## begin Task data

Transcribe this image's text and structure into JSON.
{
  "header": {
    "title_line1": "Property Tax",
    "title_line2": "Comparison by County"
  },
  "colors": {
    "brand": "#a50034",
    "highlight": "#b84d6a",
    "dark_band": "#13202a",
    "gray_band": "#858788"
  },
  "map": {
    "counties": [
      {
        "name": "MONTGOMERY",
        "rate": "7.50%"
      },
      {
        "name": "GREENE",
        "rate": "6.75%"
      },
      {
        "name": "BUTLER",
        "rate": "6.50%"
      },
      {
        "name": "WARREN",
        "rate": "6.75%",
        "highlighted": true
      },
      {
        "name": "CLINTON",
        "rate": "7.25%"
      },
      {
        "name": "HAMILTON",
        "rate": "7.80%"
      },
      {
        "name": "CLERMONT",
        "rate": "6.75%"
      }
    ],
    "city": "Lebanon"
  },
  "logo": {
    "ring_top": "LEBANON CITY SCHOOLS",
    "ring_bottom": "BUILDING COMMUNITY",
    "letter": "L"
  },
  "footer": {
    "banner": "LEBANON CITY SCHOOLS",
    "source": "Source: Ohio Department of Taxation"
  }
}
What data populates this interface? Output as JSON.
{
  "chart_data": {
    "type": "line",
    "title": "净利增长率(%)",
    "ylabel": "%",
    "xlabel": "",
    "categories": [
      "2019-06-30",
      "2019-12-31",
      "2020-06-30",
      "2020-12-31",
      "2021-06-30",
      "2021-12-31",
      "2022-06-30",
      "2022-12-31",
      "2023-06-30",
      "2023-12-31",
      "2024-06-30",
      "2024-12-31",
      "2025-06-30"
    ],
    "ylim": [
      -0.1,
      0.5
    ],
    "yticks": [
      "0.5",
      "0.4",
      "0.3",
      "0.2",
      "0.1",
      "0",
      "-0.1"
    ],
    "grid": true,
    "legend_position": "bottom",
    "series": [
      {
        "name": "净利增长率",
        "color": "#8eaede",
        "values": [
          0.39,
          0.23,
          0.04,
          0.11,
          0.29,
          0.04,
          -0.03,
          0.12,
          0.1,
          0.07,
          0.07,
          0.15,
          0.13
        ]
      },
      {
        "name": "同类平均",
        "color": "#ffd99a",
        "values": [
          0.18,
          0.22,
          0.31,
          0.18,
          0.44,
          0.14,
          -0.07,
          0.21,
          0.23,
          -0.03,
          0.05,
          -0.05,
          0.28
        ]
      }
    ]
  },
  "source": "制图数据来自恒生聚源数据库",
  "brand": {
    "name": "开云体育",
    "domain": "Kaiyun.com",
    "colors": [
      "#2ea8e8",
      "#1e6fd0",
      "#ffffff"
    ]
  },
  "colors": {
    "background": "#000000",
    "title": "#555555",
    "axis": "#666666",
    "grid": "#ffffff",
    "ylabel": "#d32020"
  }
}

## end Task data

(Goal)
Of the lines above, copy each that contains "JSON".

(Exercise solution)
Transcribe this image's text and structure into JSON.
What data populates this interface? Output as JSON.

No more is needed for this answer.